### Directions
Copy the listing below in full and skip every picture.
═══ Provided data ═══
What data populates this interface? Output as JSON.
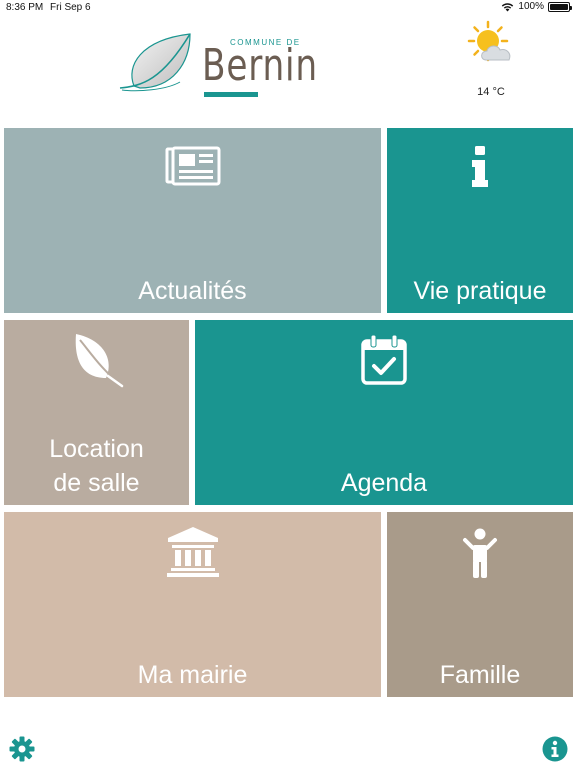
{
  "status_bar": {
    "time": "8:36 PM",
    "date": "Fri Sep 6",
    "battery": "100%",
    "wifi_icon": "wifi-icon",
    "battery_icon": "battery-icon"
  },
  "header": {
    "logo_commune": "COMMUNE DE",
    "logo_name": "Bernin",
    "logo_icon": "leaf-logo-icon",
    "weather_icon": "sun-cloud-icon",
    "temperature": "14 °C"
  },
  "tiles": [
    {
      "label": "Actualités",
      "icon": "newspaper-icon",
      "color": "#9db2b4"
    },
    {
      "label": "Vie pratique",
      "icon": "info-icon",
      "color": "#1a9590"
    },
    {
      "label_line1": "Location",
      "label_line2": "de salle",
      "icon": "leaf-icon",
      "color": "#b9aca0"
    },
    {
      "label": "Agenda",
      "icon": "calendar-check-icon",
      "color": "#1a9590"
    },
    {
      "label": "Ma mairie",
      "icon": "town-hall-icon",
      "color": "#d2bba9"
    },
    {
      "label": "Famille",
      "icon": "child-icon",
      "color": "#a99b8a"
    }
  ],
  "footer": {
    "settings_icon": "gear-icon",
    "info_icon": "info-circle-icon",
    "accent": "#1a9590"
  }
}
═══
### Reply
What data populates this interface? Output as JSON.
{
  "status_bar": {
    "time": "8:36 PM",
    "date": "Fri Sep 6",
    "battery": "100%",
    "wifi_icon": "wifi-icon",
    "battery_icon": "battery-icon"
  },
  "header": {
    "logo_commune": "COMMUNE DE",
    "logo_name": "Bernin",
    "logo_icon": "leaf-logo-icon",
    "weather_icon": "sun-cloud-icon",
    "temperature": "14 °C"
  },
  "tiles": [
    {
      "label": "Actualités",
      "icon": "newspaper-icon",
      "color": "#9db2b4"
    },
    {
      "label": "Vie pratique",
      "icon": "info-icon",
      "color": "#1a9590"
    },
    {
      "label_line1": "Location",
      "label_line2": "de salle",
      "icon": "leaf-icon",
      "color": "#b9aca0"
    },
    {
      "label": "Agenda",
      "icon": "calendar-check-icon",
      "color": "#1a9590"
    },
    {
      "label": "Ma mairie",
      "icon": "town-hall-icon",
      "color": "#d2bba9"
    },
    {
      "label": "Famille",
      "icon": "child-icon",
      "color": "#a99b8a"
    }
  ],
  "footer": {
    "settings_icon": "gear-icon",
    "info_icon": "info-circle-icon",
    "accent": "#1a9590"
  }
}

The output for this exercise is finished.